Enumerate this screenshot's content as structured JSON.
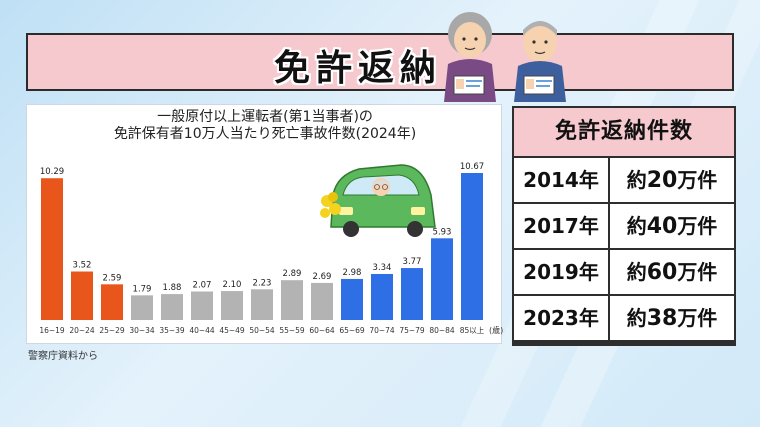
{
  "banner": {
    "title": "免許返納"
  },
  "chart_data": {
    "type": "bar",
    "title_line1": "一般原付以上運転者(第1当事者)の",
    "title_line2": "免許保有者10万人当たり死亡事故件数(2024年)",
    "categories": [
      "16~19",
      "20~24",
      "25~29",
      "30~34",
      "35~39",
      "40~44",
      "45~49",
      "50~54",
      "55~59",
      "60~64",
      "65~69",
      "70~74",
      "75~79",
      "80~84",
      "85以上"
    ],
    "values": [
      10.29,
      3.52,
      2.59,
      1.79,
      1.88,
      2.07,
      2.1,
      2.23,
      2.89,
      2.69,
      2.98,
      3.34,
      3.77,
      5.93,
      10.67
    ],
    "value_labels": [
      "10.29",
      "3.52",
      "2.59",
      "1.79",
      "1.88",
      "2.07",
      "2.10",
      "2.23",
      "2.89",
      "2.69",
      "2.98",
      "3.34",
      "3.77",
      "5.93",
      "10.67"
    ],
    "bar_colors": [
      "#e8561c",
      "#e8561c",
      "#e8561c",
      "#b3b3b3",
      "#b3b3b3",
      "#b3b3b3",
      "#b3b3b3",
      "#b3b3b3",
      "#b3b3b3",
      "#b3b3b3",
      "#2f6fe6",
      "#2f6fe6",
      "#2f6fe6",
      "#2f6fe6",
      "#2f6fe6"
    ],
    "x_unit": "(歳)",
    "ylim": [
      0,
      10.67
    ],
    "grid": false,
    "legend": "none"
  },
  "source": "警察庁資料から",
  "table": {
    "header": "免許返納件数",
    "rows": [
      {
        "year": "2014年",
        "prefix": "約",
        "num": "20",
        "suffix": "万件"
      },
      {
        "year": "2017年",
        "prefix": "約",
        "num": "40",
        "suffix": "万件"
      },
      {
        "year": "2019年",
        "prefix": "約",
        "num": "60",
        "suffix": "万件"
      },
      {
        "year": "2023年",
        "prefix": "約",
        "num": "38",
        "suffix": "万件"
      }
    ]
  },
  "icons": {
    "elders": "elderly-couple-with-license-icon",
    "car": "elderly-driver-car-icon"
  }
}
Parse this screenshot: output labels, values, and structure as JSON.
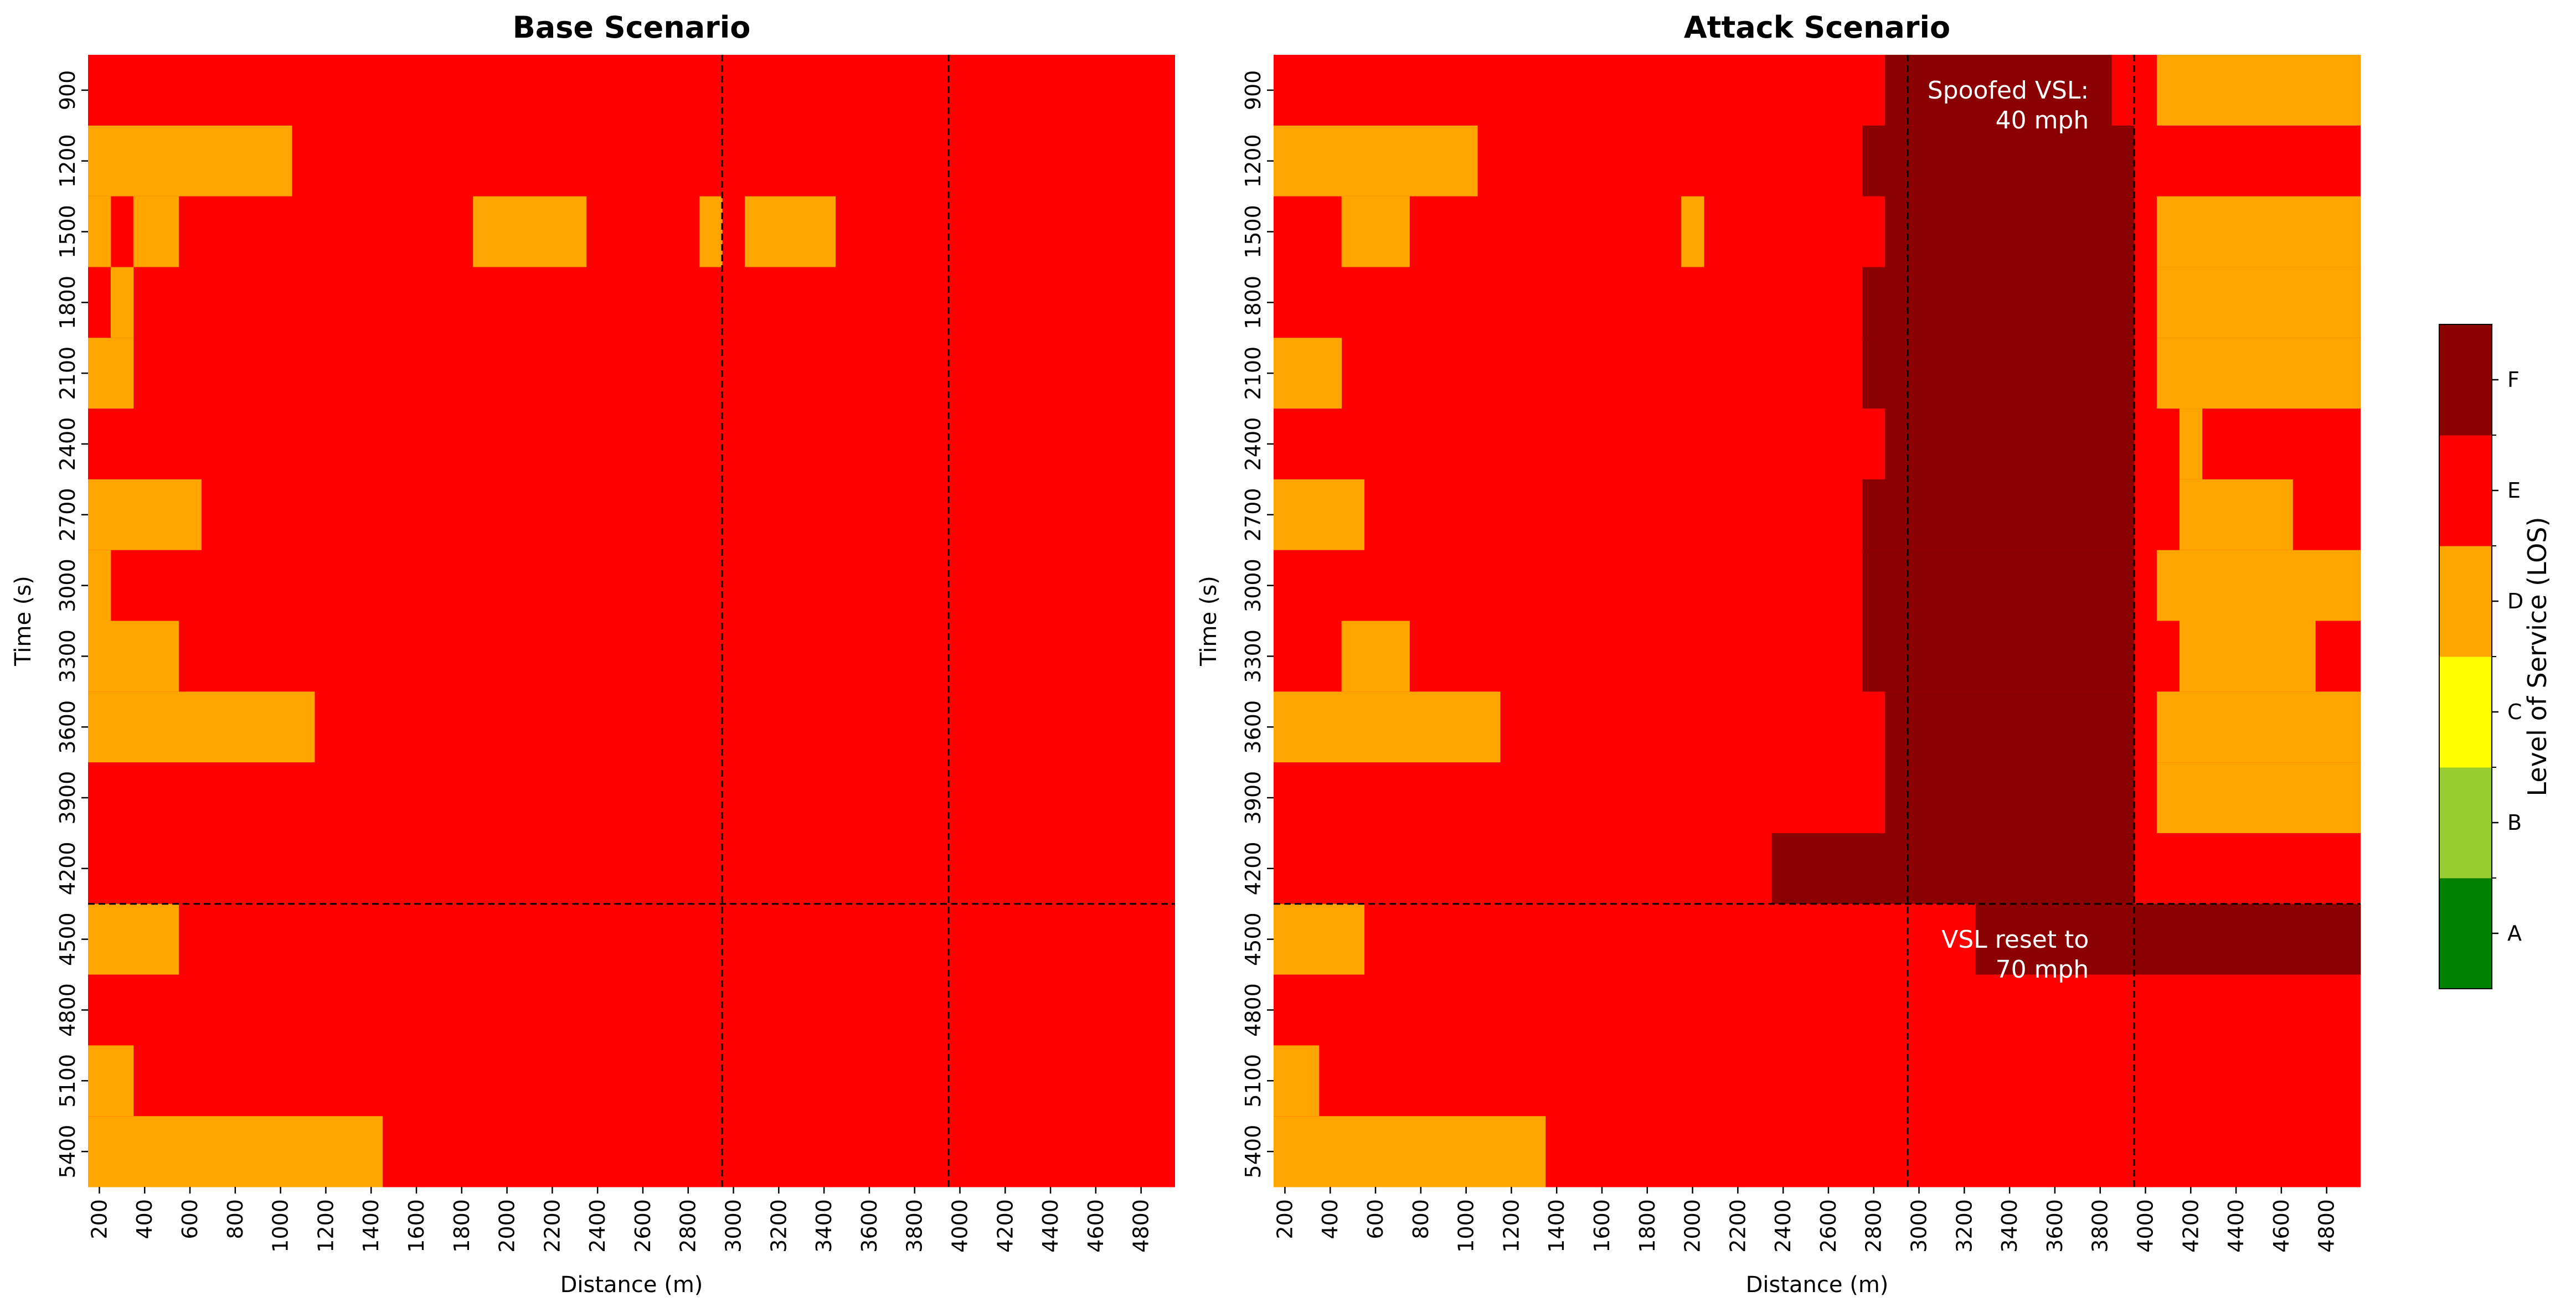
{
  "chart_data": {
    "type": "heatmap",
    "panels": [
      {
        "title": "Base Scenario",
        "xlabel": "Distance (m)",
        "ylabel": "Time (s)",
        "x_start": 200,
        "x_step": 100,
        "x_count": 48,
        "y_ticks": [
          "900",
          "1200",
          "1500",
          "1800",
          "2100",
          "2400",
          "2700",
          "3000",
          "3300",
          "3600",
          "3900",
          "4200",
          "4500",
          "4800",
          "5100",
          "5400"
        ],
        "x_ticks": [
          "200",
          "400",
          "600",
          "800",
          "1000",
          "1200",
          "1400",
          "1600",
          "1800",
          "2000",
          "2200",
          "2400",
          "2600",
          "2800",
          "3000",
          "3200",
          "3400",
          "3600",
          "3800",
          "4000",
          "4200",
          "4400",
          "4600",
          "4800"
        ],
        "default_level": "E",
        "rows": [
          [],
          [
            {
              "from": 200,
              "to": 1100,
              "level": "D"
            }
          ],
          [
            {
              "from": 200,
              "to": 300,
              "level": "D"
            },
            {
              "from": 400,
              "to": 600,
              "level": "D"
            },
            {
              "from": 1900,
              "to": 2400,
              "level": "D"
            },
            {
              "from": 2900,
              "to": 3000,
              "level": "D"
            },
            {
              "from": 3100,
              "to": 3500,
              "level": "D"
            }
          ],
          [
            {
              "from": 300,
              "to": 400,
              "level": "D"
            }
          ],
          [
            {
              "from": 200,
              "to": 400,
              "level": "D"
            }
          ],
          [],
          [
            {
              "from": 200,
              "to": 700,
              "level": "D"
            }
          ],
          [
            {
              "from": 200,
              "to": 300,
              "level": "D"
            }
          ],
          [
            {
              "from": 200,
              "to": 600,
              "level": "D"
            }
          ],
          [
            {
              "from": 200,
              "to": 1200,
              "level": "D"
            }
          ],
          [],
          [],
          [
            {
              "from": 200,
              "to": 600,
              "level": "D"
            }
          ],
          [],
          [
            {
              "from": 200,
              "to": 400,
              "level": "D"
            }
          ],
          [
            {
              "from": 200,
              "to": 1500,
              "level": "D"
            }
          ]
        ],
        "vlines": [
          3000,
          4000
        ],
        "hline_after_tick": "4200"
      },
      {
        "title": "Attack Scenario",
        "xlabel": "Distance (m)",
        "ylabel": "Time (s)",
        "x_start": 200,
        "x_step": 100,
        "x_count": 48,
        "y_ticks": [
          "900",
          "1200",
          "1500",
          "1800",
          "2100",
          "2400",
          "2700",
          "3000",
          "3300",
          "3600",
          "3900",
          "4200",
          "4500",
          "4800",
          "5100",
          "5400"
        ],
        "x_ticks": [
          "200",
          "400",
          "600",
          "800",
          "1000",
          "1200",
          "1400",
          "1600",
          "1800",
          "2000",
          "2200",
          "2400",
          "2600",
          "2800",
          "3000",
          "3200",
          "3400",
          "3600",
          "3800",
          "4000",
          "4200",
          "4400",
          "4600",
          "4800"
        ],
        "default_level": "E",
        "rows": [
          [
            {
              "from": 2900,
              "to": 3900,
              "level": "F"
            },
            {
              "from": 4100,
              "to": 5000,
              "level": "D"
            }
          ],
          [
            {
              "from": 200,
              "to": 1100,
              "level": "D"
            },
            {
              "from": 2800,
              "to": 4000,
              "level": "F"
            }
          ],
          [
            {
              "from": 500,
              "to": 800,
              "level": "D"
            },
            {
              "from": 2000,
              "to": 2100,
              "level": "D"
            },
            {
              "from": 2900,
              "to": 4000,
              "level": "F"
            },
            {
              "from": 4100,
              "to": 5000,
              "level": "D"
            }
          ],
          [
            {
              "from": 2800,
              "to": 4000,
              "level": "F"
            },
            {
              "from": 4100,
              "to": 5000,
              "level": "D"
            }
          ],
          [
            {
              "from": 200,
              "to": 500,
              "level": "D"
            },
            {
              "from": 2800,
              "to": 4000,
              "level": "F"
            },
            {
              "from": 4100,
              "to": 5000,
              "level": "D"
            }
          ],
          [
            {
              "from": 2900,
              "to": 4000,
              "level": "F"
            },
            {
              "from": 4200,
              "to": 4300,
              "level": "D"
            }
          ],
          [
            {
              "from": 200,
              "to": 600,
              "level": "D"
            },
            {
              "from": 2800,
              "to": 4000,
              "level": "F"
            },
            {
              "from": 4200,
              "to": 4700,
              "level": "D"
            }
          ],
          [
            {
              "from": 2800,
              "to": 4000,
              "level": "F"
            },
            {
              "from": 4100,
              "to": 5000,
              "level": "D"
            }
          ],
          [
            {
              "from": 500,
              "to": 800,
              "level": "D"
            },
            {
              "from": 2800,
              "to": 4000,
              "level": "F"
            },
            {
              "from": 4200,
              "to": 4800,
              "level": "D"
            }
          ],
          [
            {
              "from": 200,
              "to": 1200,
              "level": "D"
            },
            {
              "from": 2900,
              "to": 4000,
              "level": "F"
            },
            {
              "from": 4100,
              "to": 5000,
              "level": "D"
            }
          ],
          [
            {
              "from": 2900,
              "to": 4000,
              "level": "F"
            },
            {
              "from": 4100,
              "to": 5000,
              "level": "D"
            }
          ],
          [
            {
              "from": 2400,
              "to": 4000,
              "level": "F"
            }
          ],
          [
            {
              "from": 200,
              "to": 600,
              "level": "D"
            },
            {
              "from": 3300,
              "to": 5000,
              "level": "F"
            }
          ],
          [],
          [
            {
              "from": 200,
              "to": 400,
              "level": "D"
            }
          ],
          [
            {
              "from": 200,
              "to": 1400,
              "level": "D"
            }
          ]
        ],
        "vlines": [
          3000,
          4000
        ],
        "hline_after_tick": "4200",
        "annotations": [
          {
            "text": [
              "Spoofed VSL:",
              "40 mph"
            ],
            "anchor_x": 3800,
            "anchor_tick": "900"
          },
          {
            "text": [
              "VSL reset to",
              "70 mph"
            ],
            "anchor_x": 3800,
            "anchor_tick": "4500"
          }
        ]
      }
    ],
    "colorbar": {
      "label": "Level of Service (LOS)",
      "levels": [
        "A",
        "B",
        "C",
        "D",
        "E",
        "F"
      ],
      "colors": {
        "A": "#008000",
        "B": "#9acd32",
        "C": "#ffff00",
        "D": "#ffa500",
        "E": "#ff0000",
        "F": "#8b0000"
      }
    }
  }
}
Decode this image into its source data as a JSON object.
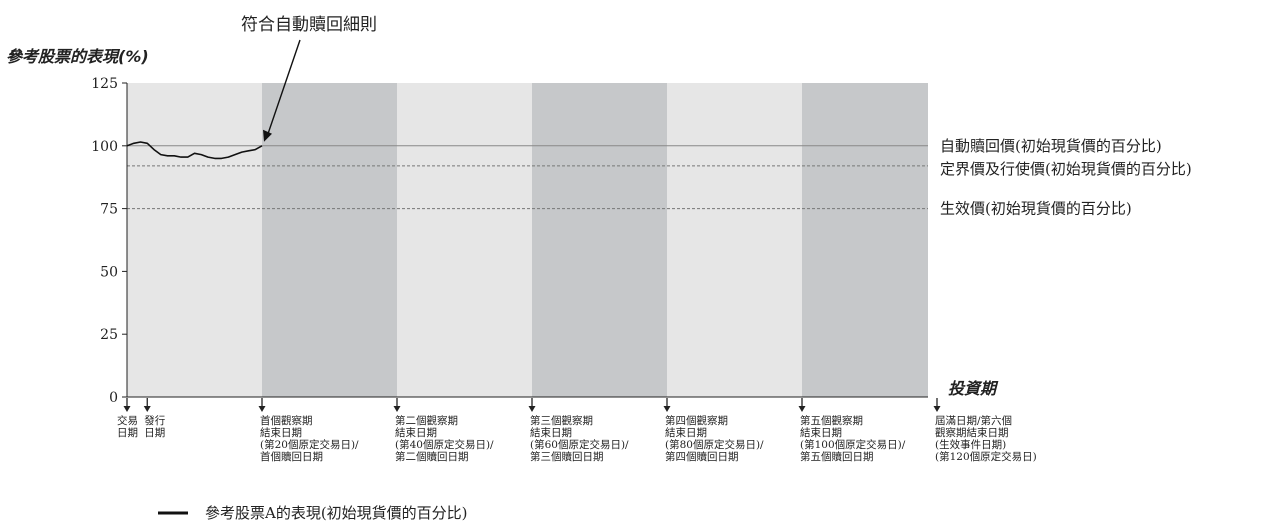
*****
- _Problem requirements_
Copy every line of the material in which the word "year" occurs.

- _Solution for this problem_
        "year": "2014年",
        "year": "2017年",
        "year": "2019年",
        "year": "2023年",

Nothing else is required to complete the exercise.